| What the task requires |
Below are records. Copy every line with "haces" in it.

######

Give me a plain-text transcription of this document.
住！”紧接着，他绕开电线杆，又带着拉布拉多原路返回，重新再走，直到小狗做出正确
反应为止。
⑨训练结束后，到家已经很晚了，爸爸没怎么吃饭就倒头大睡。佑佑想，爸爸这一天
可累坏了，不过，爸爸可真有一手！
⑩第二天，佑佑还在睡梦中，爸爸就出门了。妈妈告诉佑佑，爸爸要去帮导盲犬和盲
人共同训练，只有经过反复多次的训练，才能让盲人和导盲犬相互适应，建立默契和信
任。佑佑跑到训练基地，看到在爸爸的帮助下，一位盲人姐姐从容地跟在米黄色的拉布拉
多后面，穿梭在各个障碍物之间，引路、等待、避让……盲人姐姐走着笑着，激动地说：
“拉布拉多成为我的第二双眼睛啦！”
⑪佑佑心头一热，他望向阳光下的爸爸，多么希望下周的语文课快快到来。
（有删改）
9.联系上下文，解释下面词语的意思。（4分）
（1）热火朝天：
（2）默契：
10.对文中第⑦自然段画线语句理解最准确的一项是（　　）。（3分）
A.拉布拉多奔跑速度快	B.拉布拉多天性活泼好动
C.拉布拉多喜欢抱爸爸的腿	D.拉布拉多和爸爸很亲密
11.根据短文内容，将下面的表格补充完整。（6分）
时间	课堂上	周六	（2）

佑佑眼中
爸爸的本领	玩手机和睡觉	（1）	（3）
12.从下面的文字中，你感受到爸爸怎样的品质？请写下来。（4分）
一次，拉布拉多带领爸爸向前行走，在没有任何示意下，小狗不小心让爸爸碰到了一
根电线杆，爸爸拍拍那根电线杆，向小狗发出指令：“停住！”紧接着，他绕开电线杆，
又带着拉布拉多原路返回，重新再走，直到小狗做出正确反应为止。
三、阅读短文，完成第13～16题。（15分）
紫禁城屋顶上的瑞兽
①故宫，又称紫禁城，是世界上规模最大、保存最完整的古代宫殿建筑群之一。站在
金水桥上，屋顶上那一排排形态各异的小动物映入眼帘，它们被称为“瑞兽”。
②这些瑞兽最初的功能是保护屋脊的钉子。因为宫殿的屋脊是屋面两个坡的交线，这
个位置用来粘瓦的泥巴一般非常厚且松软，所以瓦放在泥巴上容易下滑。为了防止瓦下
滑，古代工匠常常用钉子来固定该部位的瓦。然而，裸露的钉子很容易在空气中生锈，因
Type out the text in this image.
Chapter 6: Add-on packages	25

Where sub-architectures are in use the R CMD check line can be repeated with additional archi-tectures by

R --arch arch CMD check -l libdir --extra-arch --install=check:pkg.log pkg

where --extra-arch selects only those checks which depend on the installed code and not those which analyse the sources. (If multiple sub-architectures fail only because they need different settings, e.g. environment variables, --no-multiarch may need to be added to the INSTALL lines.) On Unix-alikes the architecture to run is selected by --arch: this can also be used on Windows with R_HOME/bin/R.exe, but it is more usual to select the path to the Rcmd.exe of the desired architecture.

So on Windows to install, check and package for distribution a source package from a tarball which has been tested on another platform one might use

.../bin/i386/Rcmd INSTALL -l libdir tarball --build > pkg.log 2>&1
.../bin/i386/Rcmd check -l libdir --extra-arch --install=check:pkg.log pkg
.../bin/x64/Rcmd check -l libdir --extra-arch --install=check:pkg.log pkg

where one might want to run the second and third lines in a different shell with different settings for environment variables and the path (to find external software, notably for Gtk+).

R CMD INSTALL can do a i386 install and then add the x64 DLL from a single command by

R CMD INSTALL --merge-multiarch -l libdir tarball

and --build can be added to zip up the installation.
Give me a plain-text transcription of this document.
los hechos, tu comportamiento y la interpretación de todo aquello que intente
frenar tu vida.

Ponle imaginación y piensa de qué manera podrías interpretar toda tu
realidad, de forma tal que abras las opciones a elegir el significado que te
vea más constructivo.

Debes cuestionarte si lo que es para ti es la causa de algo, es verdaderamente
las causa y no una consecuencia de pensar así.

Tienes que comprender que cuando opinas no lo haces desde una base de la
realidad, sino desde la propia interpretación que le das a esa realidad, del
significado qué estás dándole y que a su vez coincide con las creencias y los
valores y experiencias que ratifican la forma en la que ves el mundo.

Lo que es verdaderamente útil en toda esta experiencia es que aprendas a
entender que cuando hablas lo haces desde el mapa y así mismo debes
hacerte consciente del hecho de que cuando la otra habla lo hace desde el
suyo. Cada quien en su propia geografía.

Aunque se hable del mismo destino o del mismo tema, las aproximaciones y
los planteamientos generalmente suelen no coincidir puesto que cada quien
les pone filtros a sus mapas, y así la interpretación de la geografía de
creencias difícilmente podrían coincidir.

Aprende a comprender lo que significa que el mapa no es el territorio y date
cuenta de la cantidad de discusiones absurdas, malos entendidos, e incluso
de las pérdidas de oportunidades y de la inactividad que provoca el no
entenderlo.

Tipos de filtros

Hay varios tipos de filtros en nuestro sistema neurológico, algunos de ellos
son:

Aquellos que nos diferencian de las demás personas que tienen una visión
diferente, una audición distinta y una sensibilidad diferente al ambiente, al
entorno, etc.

######

| Solution for this task |
Tienes que comprender que cuando opinas no lo haces desde una base de la
entender que cuando hablas lo haces desde el mapa y así mismo debes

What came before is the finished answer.